» Stated exercise: Rewrite the data from its first line through the line containing "close-button[interactable]: ✕ xyxy=(924,5,969,24)", both ends included, as a numbered list, and skip any blank lines.

» Exercise data:

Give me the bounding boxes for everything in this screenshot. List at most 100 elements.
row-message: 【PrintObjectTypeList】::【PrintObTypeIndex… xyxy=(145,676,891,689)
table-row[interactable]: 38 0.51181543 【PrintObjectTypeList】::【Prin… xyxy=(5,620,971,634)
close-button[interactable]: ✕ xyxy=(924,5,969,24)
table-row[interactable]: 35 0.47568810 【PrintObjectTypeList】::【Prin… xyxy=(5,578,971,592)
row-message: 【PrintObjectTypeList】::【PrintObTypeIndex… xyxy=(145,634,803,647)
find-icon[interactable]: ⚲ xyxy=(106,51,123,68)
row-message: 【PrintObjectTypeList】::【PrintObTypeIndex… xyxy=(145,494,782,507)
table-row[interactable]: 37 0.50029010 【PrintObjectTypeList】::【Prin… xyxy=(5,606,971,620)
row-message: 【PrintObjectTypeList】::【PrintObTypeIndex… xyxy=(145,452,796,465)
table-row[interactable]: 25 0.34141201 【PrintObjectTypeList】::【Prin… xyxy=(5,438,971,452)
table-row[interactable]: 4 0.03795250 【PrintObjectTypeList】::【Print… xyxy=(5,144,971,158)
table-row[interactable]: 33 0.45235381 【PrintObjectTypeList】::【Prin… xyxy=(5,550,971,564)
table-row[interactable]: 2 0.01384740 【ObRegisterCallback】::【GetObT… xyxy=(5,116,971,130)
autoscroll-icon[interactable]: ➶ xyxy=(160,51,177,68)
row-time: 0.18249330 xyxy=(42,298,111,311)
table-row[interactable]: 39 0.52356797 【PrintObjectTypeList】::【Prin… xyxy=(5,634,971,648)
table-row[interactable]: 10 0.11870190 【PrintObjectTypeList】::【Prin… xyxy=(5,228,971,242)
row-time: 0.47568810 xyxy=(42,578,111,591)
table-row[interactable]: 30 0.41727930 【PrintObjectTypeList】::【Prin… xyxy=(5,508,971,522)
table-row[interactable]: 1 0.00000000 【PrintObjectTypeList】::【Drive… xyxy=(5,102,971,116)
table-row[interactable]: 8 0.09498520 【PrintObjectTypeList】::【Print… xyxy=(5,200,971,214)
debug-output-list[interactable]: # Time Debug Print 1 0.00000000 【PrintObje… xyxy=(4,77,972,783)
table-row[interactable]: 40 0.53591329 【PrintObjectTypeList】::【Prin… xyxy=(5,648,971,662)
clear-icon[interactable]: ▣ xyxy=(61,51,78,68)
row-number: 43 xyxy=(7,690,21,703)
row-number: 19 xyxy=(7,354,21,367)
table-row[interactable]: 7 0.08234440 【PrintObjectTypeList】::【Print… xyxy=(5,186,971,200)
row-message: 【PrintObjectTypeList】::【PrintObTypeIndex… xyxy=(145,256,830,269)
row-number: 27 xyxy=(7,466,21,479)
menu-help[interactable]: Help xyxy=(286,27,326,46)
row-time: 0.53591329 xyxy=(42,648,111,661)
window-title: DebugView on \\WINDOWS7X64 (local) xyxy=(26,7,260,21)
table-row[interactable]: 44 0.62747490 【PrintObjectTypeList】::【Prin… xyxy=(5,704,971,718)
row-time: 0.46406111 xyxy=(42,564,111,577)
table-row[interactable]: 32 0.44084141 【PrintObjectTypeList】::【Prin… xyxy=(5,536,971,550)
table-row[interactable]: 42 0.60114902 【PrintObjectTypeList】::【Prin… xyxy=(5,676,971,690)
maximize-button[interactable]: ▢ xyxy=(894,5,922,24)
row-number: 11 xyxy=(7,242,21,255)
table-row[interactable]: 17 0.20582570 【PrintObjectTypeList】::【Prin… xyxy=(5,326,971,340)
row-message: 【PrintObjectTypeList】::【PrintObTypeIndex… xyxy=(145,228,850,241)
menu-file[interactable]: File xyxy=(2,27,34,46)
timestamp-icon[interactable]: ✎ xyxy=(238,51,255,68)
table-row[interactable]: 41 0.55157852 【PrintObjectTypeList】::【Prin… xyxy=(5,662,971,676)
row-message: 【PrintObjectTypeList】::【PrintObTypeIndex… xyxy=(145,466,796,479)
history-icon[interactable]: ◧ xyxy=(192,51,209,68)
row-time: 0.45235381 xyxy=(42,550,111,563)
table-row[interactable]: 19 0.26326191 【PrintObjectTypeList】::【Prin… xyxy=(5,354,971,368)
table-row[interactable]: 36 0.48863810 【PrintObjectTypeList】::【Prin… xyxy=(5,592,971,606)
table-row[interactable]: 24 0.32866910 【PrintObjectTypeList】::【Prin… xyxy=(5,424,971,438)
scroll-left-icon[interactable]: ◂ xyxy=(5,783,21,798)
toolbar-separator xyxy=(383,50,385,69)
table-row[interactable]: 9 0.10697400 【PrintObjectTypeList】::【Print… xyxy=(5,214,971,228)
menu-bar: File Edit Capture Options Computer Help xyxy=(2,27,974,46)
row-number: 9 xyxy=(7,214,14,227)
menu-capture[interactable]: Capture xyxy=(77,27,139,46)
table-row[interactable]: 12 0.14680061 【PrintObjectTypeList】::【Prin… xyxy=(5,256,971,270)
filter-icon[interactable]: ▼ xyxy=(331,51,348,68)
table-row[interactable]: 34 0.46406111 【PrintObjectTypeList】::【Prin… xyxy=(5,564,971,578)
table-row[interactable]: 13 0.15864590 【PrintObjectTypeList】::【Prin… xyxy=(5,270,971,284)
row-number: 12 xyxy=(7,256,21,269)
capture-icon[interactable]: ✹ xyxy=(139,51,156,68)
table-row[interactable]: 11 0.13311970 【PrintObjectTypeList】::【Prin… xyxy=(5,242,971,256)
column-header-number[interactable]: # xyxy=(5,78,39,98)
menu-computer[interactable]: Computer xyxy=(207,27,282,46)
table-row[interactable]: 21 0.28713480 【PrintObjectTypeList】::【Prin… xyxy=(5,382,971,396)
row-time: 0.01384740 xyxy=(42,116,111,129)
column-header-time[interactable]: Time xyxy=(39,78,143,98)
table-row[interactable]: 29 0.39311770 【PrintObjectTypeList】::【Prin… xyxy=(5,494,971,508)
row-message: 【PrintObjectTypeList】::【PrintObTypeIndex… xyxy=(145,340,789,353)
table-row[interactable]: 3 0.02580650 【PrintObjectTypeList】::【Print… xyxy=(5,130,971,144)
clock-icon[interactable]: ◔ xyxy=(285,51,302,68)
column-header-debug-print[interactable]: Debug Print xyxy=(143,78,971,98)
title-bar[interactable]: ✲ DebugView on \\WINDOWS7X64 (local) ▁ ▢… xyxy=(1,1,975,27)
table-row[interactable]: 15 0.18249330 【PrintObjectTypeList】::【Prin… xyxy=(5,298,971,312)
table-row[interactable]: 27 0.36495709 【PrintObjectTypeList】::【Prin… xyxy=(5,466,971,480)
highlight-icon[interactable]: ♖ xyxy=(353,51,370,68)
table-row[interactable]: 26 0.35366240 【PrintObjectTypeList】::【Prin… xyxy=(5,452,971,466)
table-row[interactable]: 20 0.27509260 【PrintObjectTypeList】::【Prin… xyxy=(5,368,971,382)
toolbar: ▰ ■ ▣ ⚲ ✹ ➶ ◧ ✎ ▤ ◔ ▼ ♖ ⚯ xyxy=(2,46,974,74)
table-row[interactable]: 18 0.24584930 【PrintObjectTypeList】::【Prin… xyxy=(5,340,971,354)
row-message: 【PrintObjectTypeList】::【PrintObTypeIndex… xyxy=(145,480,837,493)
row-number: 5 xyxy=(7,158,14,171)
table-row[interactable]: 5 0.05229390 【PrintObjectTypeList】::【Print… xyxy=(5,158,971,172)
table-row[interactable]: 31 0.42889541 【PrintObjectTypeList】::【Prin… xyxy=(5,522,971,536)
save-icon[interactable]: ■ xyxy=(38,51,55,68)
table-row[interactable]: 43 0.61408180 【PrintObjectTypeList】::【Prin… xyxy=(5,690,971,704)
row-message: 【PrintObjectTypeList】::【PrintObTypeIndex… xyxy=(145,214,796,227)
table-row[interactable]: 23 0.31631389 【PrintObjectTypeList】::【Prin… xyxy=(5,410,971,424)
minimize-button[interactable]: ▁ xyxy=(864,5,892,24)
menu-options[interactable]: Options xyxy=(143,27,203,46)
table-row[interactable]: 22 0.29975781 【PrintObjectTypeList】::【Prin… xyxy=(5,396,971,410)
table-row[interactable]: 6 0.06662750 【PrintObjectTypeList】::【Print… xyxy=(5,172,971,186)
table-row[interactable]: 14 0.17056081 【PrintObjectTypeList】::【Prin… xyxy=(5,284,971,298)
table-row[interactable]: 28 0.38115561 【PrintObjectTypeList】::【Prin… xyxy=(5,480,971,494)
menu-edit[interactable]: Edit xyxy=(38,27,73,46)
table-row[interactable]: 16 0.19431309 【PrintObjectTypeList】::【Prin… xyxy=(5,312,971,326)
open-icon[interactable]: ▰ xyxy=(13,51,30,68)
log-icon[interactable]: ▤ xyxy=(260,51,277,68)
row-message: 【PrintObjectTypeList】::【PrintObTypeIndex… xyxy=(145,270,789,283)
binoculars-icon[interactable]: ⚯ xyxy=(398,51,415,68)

» Completed task:
1. Give me the bounding boxes for everything in this screenshot. List at most 100 elements.
2. row-message: 【PrintObjectTypeList】::【PrintObTypeIndex… xyxy=(145,676,891,689)
3. table-row[interactable]: 38 0.51181543 【PrintObjectTypeList】::【Prin… xyxy=(5,620,971,634)
4. close-button[interactable]: ✕ xyxy=(924,5,969,24)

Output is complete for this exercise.